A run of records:
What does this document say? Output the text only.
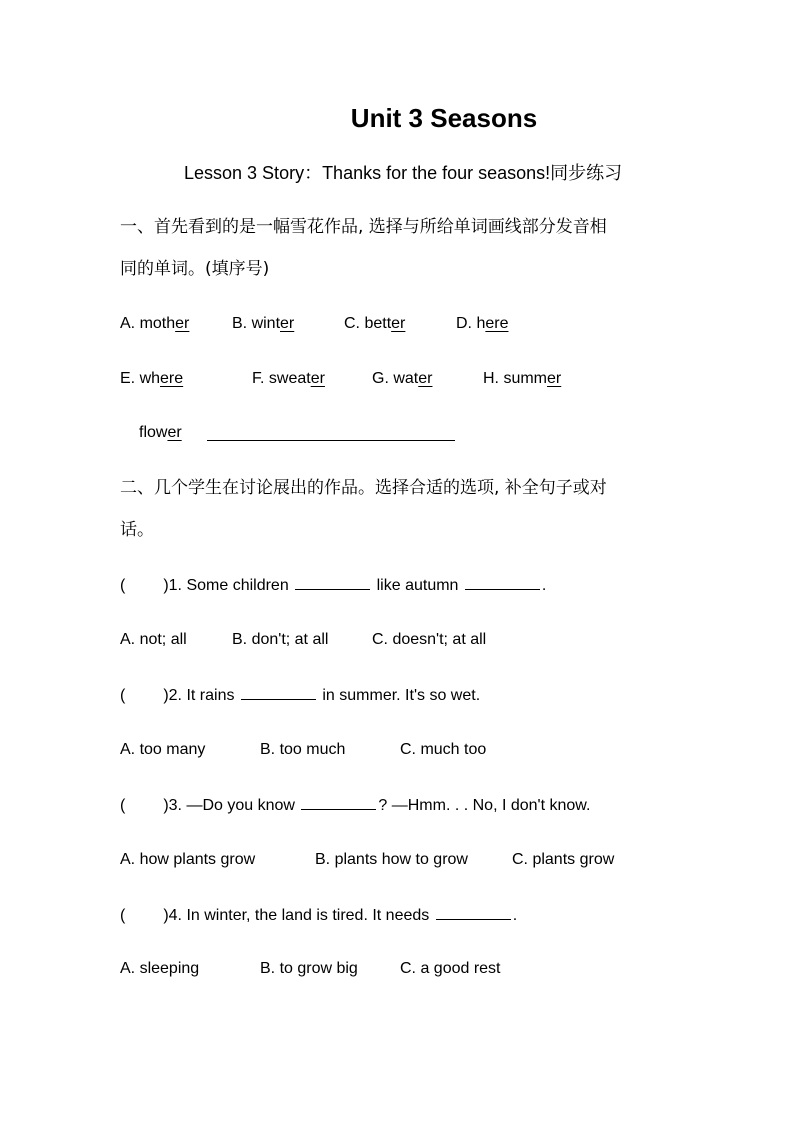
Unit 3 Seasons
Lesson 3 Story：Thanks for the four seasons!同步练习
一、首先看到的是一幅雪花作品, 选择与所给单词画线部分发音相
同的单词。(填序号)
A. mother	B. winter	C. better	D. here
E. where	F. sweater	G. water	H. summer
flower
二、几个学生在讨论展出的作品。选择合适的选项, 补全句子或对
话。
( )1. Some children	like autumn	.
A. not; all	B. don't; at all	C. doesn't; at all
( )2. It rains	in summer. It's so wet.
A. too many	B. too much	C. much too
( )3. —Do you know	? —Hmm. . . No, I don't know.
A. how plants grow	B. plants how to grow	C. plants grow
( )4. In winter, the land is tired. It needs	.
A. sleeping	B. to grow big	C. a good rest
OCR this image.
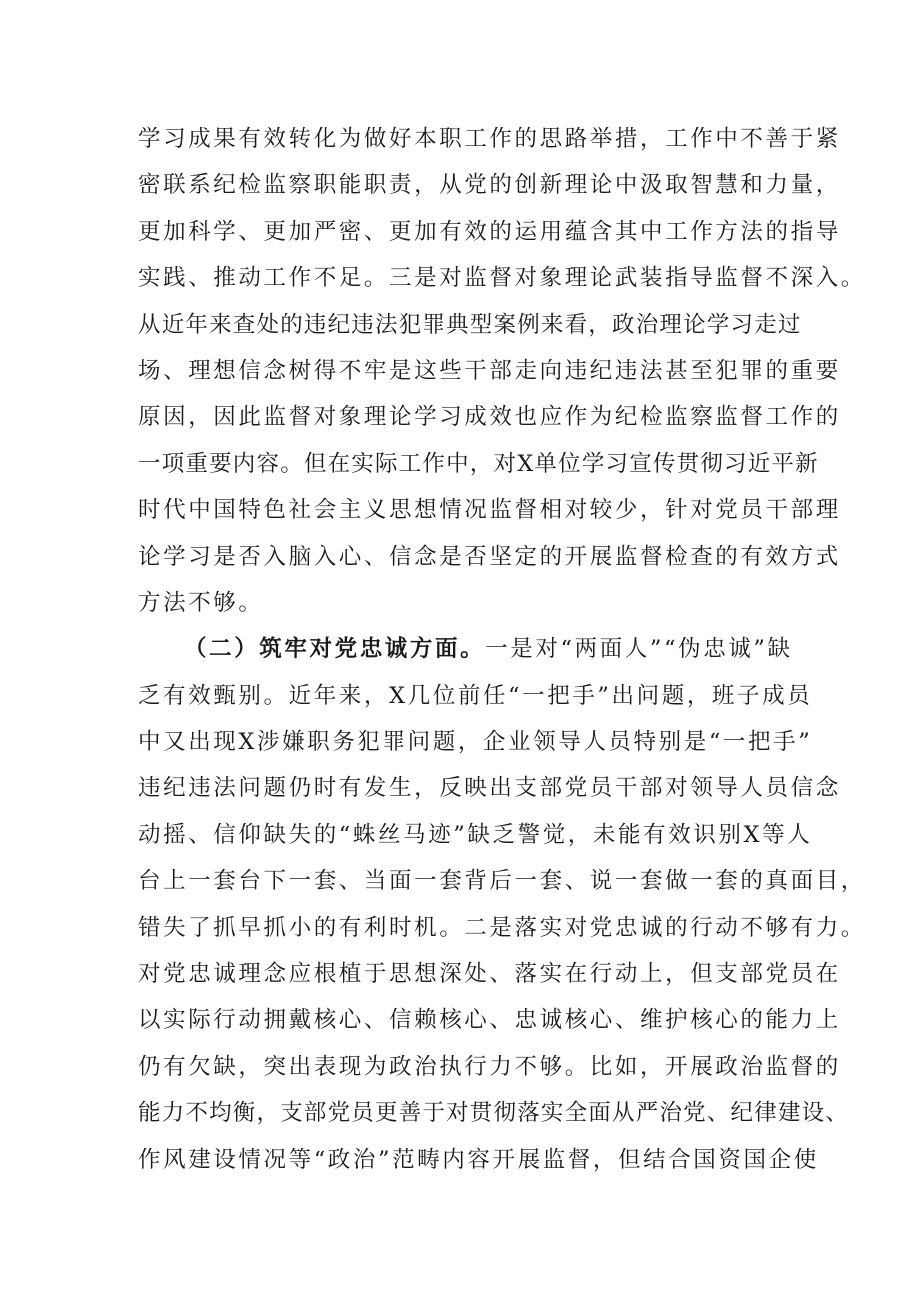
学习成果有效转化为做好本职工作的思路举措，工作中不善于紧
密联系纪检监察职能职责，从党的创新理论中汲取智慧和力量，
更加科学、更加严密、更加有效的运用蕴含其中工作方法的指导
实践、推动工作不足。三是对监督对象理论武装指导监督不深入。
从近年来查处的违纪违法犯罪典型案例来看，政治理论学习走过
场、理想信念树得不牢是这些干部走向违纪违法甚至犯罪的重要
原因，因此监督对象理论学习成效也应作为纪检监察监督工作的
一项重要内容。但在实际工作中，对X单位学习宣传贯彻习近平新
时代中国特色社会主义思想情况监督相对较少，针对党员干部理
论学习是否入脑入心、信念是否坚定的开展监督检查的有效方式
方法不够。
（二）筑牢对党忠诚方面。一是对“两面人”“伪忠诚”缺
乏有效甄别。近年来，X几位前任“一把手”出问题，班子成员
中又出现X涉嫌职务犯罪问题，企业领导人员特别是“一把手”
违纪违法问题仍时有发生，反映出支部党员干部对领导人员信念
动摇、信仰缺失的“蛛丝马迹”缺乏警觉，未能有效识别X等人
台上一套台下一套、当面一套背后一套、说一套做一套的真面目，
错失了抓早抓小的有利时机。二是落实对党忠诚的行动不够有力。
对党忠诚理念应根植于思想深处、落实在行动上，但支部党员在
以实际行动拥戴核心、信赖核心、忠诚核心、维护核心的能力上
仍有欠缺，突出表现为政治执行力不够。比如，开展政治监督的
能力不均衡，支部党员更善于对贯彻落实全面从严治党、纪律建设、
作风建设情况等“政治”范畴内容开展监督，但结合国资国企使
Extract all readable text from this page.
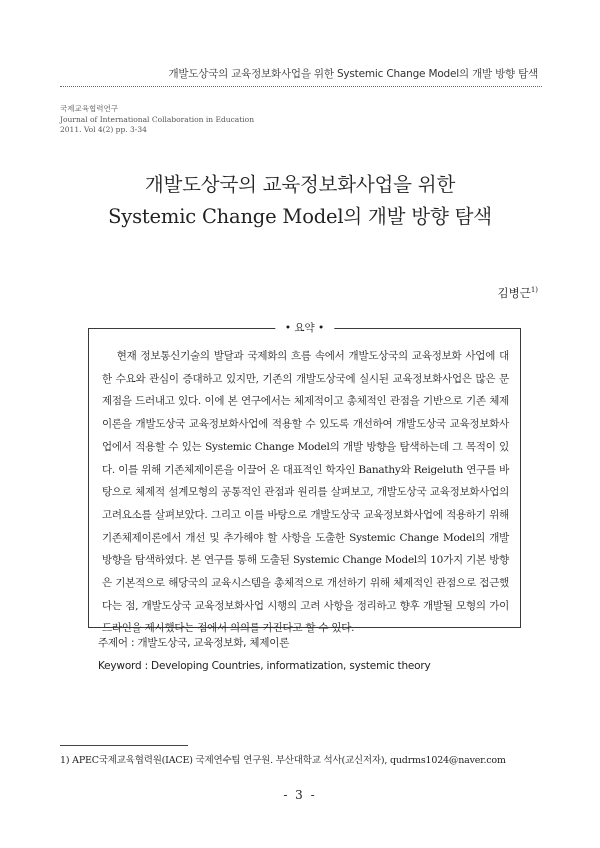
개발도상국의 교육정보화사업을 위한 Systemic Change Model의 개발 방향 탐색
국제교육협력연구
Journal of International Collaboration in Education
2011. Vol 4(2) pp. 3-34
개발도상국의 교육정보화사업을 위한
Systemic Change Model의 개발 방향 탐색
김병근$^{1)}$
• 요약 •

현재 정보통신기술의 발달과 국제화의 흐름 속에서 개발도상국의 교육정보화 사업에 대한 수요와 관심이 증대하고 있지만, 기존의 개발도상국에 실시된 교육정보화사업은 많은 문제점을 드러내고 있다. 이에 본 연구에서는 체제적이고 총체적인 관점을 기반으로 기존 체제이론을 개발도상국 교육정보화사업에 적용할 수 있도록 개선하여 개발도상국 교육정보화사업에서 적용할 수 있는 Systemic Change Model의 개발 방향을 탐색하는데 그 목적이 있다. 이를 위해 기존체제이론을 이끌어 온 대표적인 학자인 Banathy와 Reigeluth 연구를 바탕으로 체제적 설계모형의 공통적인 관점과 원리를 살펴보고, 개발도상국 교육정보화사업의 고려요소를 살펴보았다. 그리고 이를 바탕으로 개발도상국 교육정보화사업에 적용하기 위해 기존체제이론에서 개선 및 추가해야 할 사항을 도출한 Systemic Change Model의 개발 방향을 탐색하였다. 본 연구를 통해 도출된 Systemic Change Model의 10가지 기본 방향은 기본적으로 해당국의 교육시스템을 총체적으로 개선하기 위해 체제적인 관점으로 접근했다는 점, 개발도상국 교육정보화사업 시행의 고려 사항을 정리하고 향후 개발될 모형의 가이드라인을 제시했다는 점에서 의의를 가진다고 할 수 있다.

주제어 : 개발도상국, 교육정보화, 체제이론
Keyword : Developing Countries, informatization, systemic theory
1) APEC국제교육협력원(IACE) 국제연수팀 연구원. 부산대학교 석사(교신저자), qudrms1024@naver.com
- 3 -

*Exercise description*. Reproduce all the records verbatim, excluding images.

*Reply to the task*.
What does this document say? Output the text only.
Unit 3 Seasons
Lesson 3 Story：Thanks for the four seasons!同步练习
一、首先看到的是一幅雪花作品, 选择与所给单词画线部分发音相
同的单词。(填序号)
A. mother	B. winter	C. better	D. here
E. where	F. sweater	G. water	H. summer
flower
二、几个学生在讨论展出的作品。选择合适的选项, 补全句子或对
话。
( )1. Some children	like autumn	.
A. not; all	B. don't; at all	C. doesn't; at all
( )2. It rains	in summer. It's so wet.
A. too many	B. too much	C. much too
( )3. —Do you know	? —Hmm. . . No, I don't know.
A. how plants grow	B. plants how to grow	C. plants grow
( )4. In winter, the land is tired. It needs	.
A. sleeping	B. to grow big	C. a good rest
OCR this image.
学习成果有效转化为做好本职工作的思路举措，工作中不善于紧
密联系纪检监察职能职责，从党的创新理论中汲取智慧和力量，
更加科学、更加严密、更加有效的运用蕴含其中工作方法的指导
实践、推动工作不足。三是对监督对象理论武装指导监督不深入。
从近年来查处的违纪违法犯罪典型案例来看，政治理论学习走过
场、理想信念树得不牢是这些干部走向违纪违法甚至犯罪的重要
原因，因此监督对象理论学习成效也应作为纪检监察监督工作的
一项重要内容。但在实际工作中，对X单位学习宣传贯彻习近平新
时代中国特色社会主义思想情况监督相对较少，针对党员干部理
论学习是否入脑入心、信念是否坚定的开展监督检查的有效方式
方法不够。
（二）筑牢对党忠诚方面。一是对“两面人”“伪忠诚”缺
乏有效甄别。近年来，X几位前任“一把手”出问题，班子成员
中又出现X涉嫌职务犯罪问题，企业领导人员特别是“一把手”
违纪违法问题仍时有发生，反映出支部党员干部对领导人员信念
动摇、信仰缺失的“蛛丝马迹”缺乏警觉，未能有效识别X等人
台上一套台下一套、当面一套背后一套、说一套做一套的真面目，
错失了抓早抓小的有利时机。二是落实对党忠诚的行动不够有力。
对党忠诚理念应根植于思想深处、落实在行动上，但支部党员在
以实际行动拥戴核心、信赖核心、忠诚核心、维护核心的能力上
仍有欠缺，突出表现为政治执行力不够。比如，开展政治监督的
能力不均衡，支部党员更善于对贯彻落实全面从严治党、纪律建设、
作风建设情况等“政治”范畴内容开展监督，但结合国资国企使
Extract all readable text from this page.
개발도상국의 교육정보화사업을 위한 Systemic Change Model의 개발 방향 탐색
국제교육협력연구
Journal of International Collaboration in Education
2011. Vol 4(2) pp. 3-34
개발도상국의 교육정보화사업을 위한
Systemic Change Model의 개발 방향 탐색
김병근$^{1)}$
• 요약 •

현재 정보통신기술의 발달과 국제화의 흐름 속에서 개발도상국의 교육정보화 사업에 대한 수요와 관심이 증대하고 있지만, 기존의 개발도상국에 실시된 교육정보화사업은 많은 문제점을 드러내고 있다. 이에 본 연구에서는 체제적이고 총체적인 관점을 기반으로 기존 체제이론을 개발도상국 교육정보화사업에 적용할 수 있도록 개선하여 개발도상국 교육정보화사업에서 적용할 수 있는 Systemic Change Model의 개발 방향을 탐색하는데 그 목적이 있다. 이를 위해 기존체제이론을 이끌어 온 대표적인 학자인 Banathy와 Reigeluth 연구를 바탕으로 체제적 설계모형의 공통적인 관점과 원리를 살펴보고, 개발도상국 교육정보화사업의 고려요소를 살펴보았다. 그리고 이를 바탕으로 개발도상국 교육정보화사업에 적용하기 위해 기존체제이론에서 개선 및 추가해야 할 사항을 도출한 Systemic Change Model의 개발 방향을 탐색하였다. 본 연구를 통해 도출된 Systemic Change Model의 10가지 기본 방향은 기본적으로 해당국의 교육시스템을 총체적으로 개선하기 위해 체제적인 관점으로 접근했다는 점, 개발도상국 교육정보화사업 시행의 고려 사항을 정리하고 향후 개발될 모형의 가이드라인을 제시했다는 점에서 의의를 가진다고 할 수 있다.

주제어 : 개발도상국, 교육정보화, 체제이론
Keyword : Developing Countries, informatization, systemic theory
1) APEC국제교육협력원(IACE) 국제연수팀 연구원. 부산대학교 석사(교신저자), qudrms1024@naver.com
- 3 -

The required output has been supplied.